SUPPLIED RECORDS:
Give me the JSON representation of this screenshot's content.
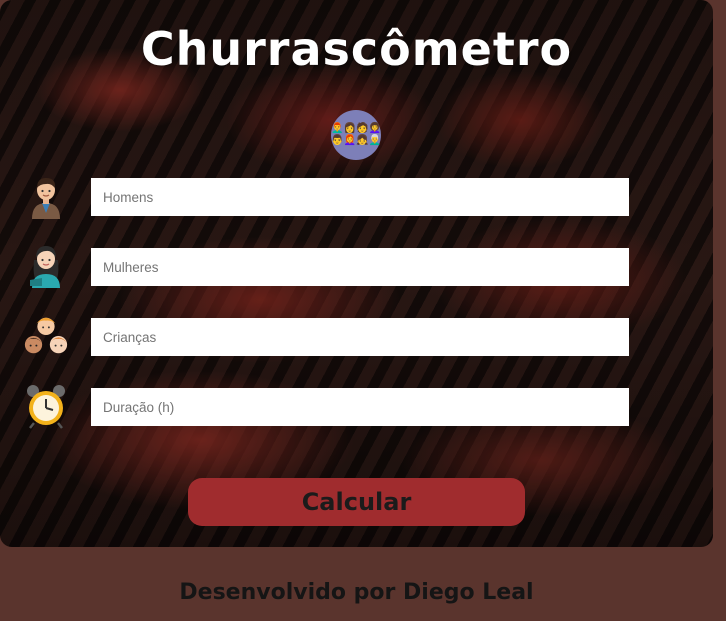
{
  "header": {
    "title": "Churrascômetro"
  },
  "icons": {
    "group": "group-of-people-icon",
    "men": "man-icon",
    "women": "woman-icon",
    "children": "children-icon",
    "duration": "alarm-clock-icon"
  },
  "form": {
    "men_placeholder": "Homens",
    "women_placeholder": "Mulheres",
    "children_placeholder": "Crianças",
    "duration_placeholder": "Duração (h)",
    "submit_label": "Calcular"
  },
  "footer": {
    "credit": "Desenvolvido por Diego Leal"
  },
  "colors": {
    "page_background": "#5a342d",
    "button": "#a02c2e",
    "title_text": "#ffffff"
  }
}
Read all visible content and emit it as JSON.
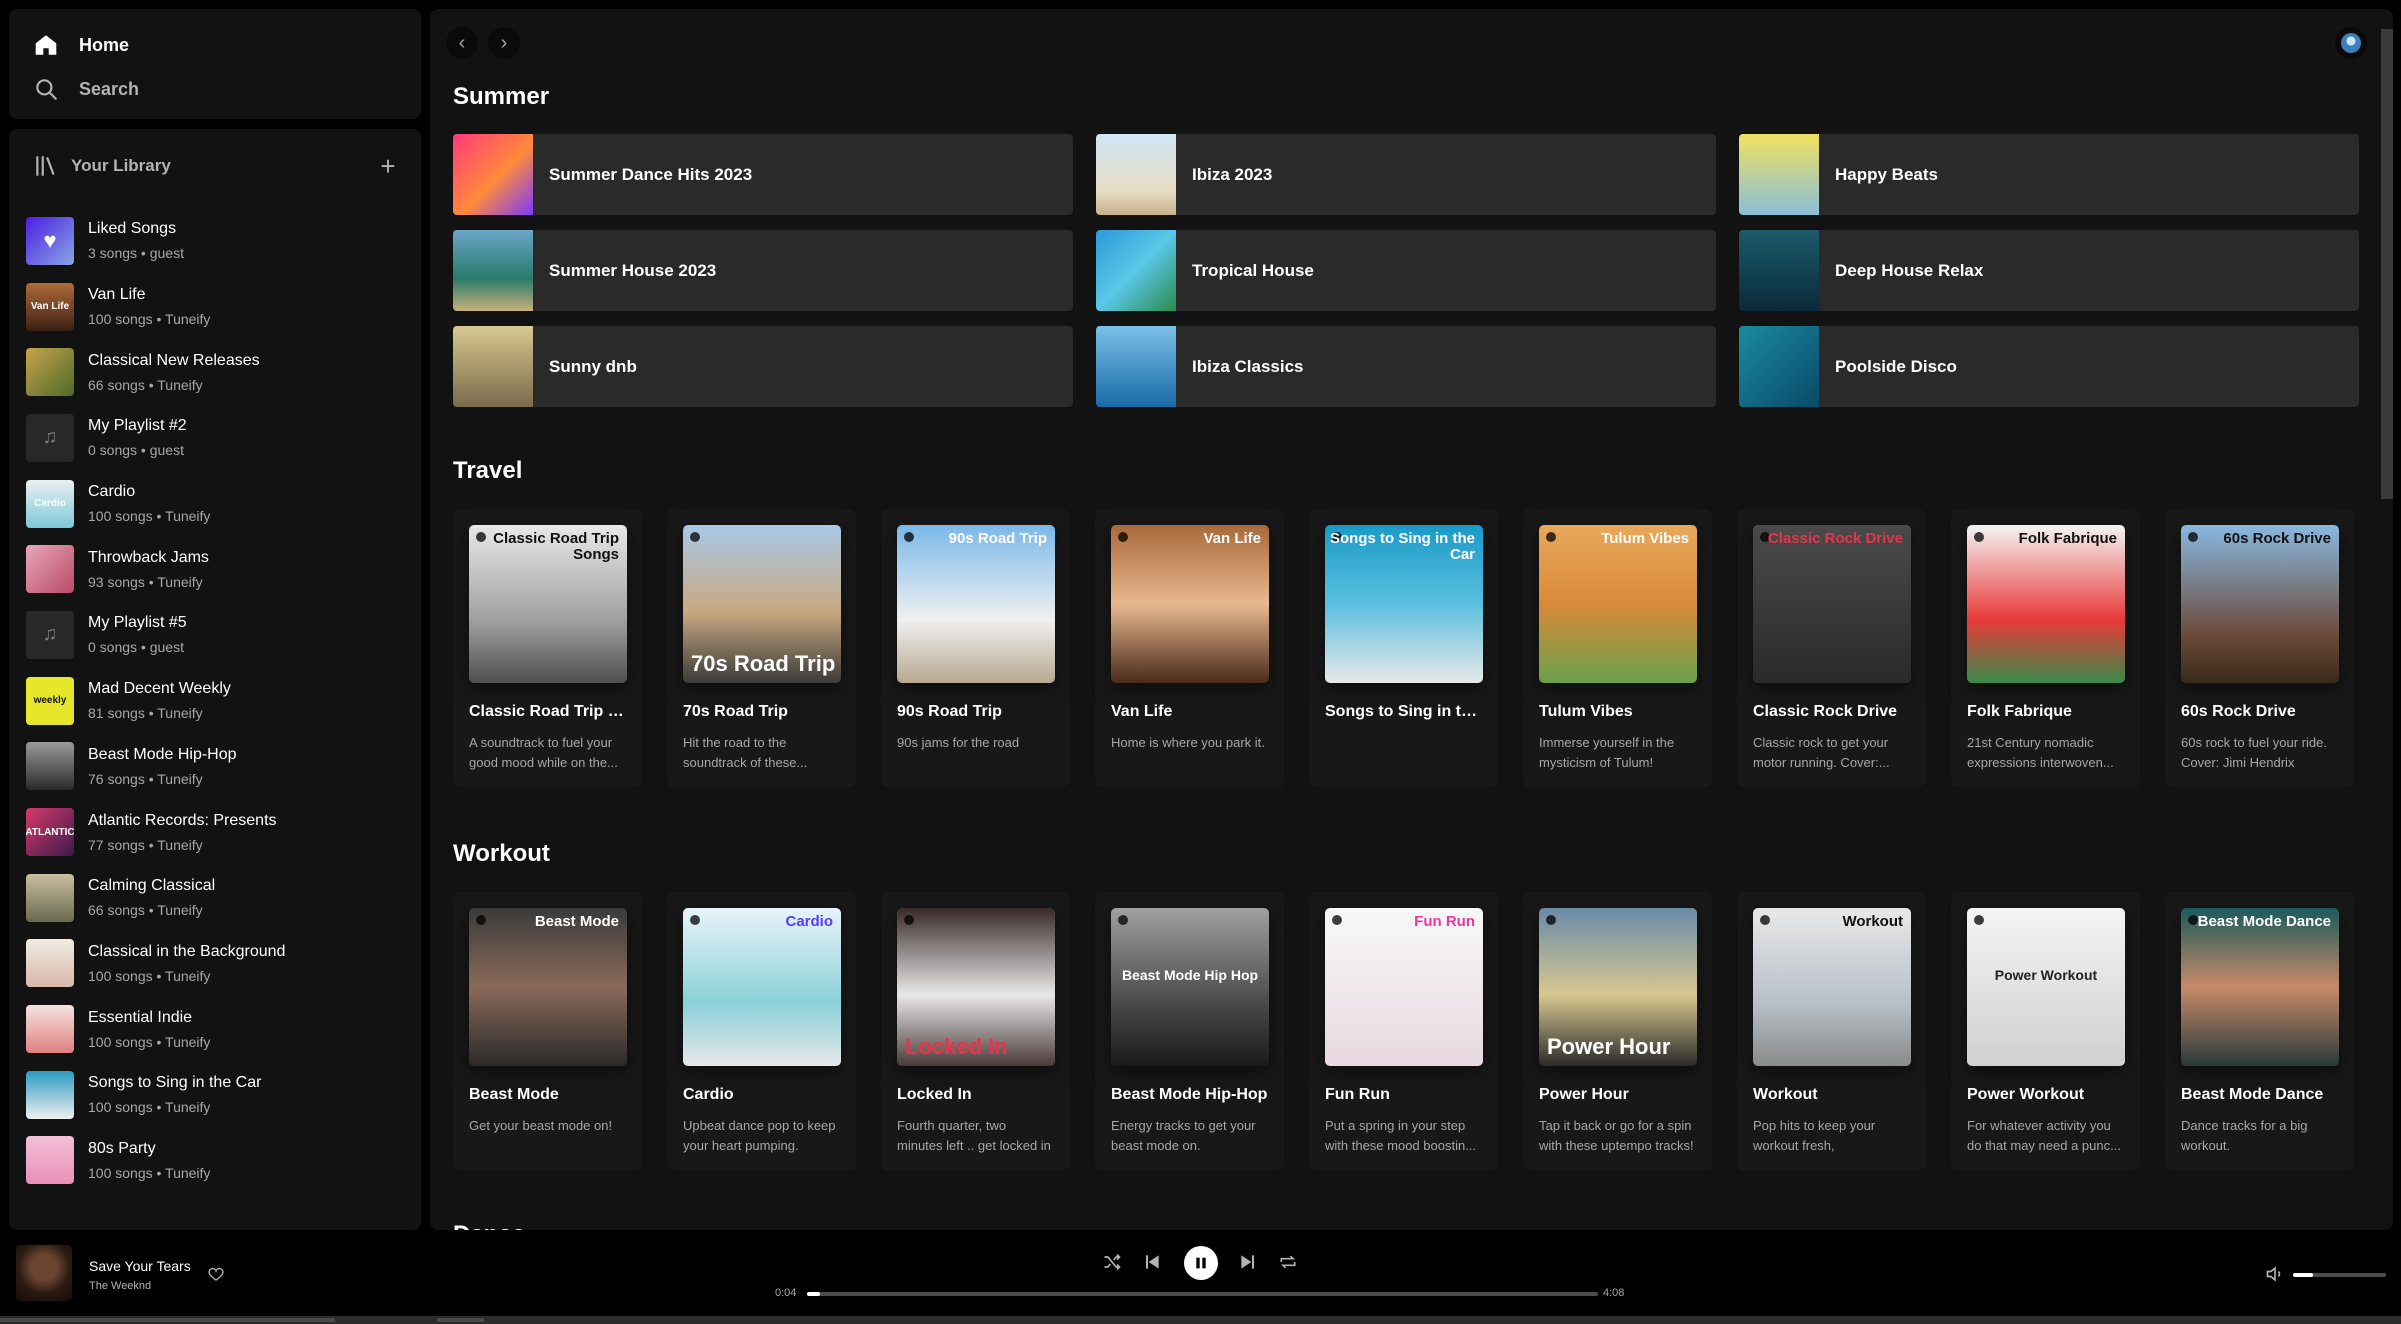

TASK: Leave out the pictures and restate everything else word for word.

WRITTEN RESPONSE:
Give me the JSON representation of this screenshot's content.
{
  "header": {
    "title": "Churrascômetro"
  },
  "icons": {
    "group": "group-of-people-icon",
    "men": "man-icon",
    "women": "woman-icon",
    "children": "children-icon",
    "duration": "alarm-clock-icon"
  },
  "form": {
    "men_placeholder": "Homens",
    "women_placeholder": "Mulheres",
    "children_placeholder": "Crianças",
    "duration_placeholder": "Duração (h)",
    "submit_label": "Calcular"
  },
  "footer": {
    "credit": "Desenvolvido por Diego Leal"
  },
  "colors": {
    "page_background": "#5a342d",
    "button": "#a02c2e",
    "title_text": "#ffffff"
  }
}
Read all visible content and emit it as JSON.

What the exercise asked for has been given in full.